What the exercise asks
Repeat the material below word for word and leave out all pictures.

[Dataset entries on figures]
____________________

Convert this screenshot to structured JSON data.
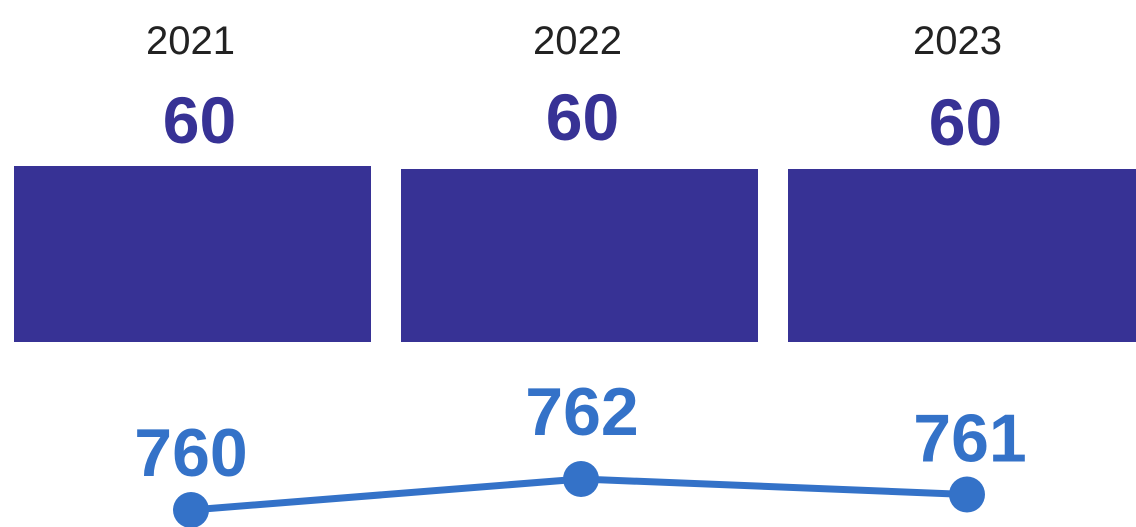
{
  "chart_data": {
    "type": "bar+line",
    "categories": [
      "2021",
      "2022",
      "2023"
    ],
    "bar_series": {
      "values": [
        60,
        60,
        60
      ],
      "color": "#373295"
    },
    "line_series": {
      "values": [
        760,
        762,
        761
      ],
      "color": "#3472c8"
    },
    "title": "",
    "xlabel": "",
    "ylabel": "",
    "grid": false,
    "legend": "none"
  }
}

____________________

Written answer
Convert this screenshot to structured JSON data.
{
  "chart_data": {
    "type": "bar+line",
    "categories": [
      "2021",
      "2022",
      "2023"
    ],
    "bar_series": {
      "values": [
        60,
        60,
        60
      ],
      "color": "#373295"
    },
    "line_series": {
      "values": [
        760,
        762,
        761
      ],
      "color": "#3472c8"
    },
    "title": "",
    "xlabel": "",
    "ylabel": "",
    "grid": false,
    "legend": "none"
  }
}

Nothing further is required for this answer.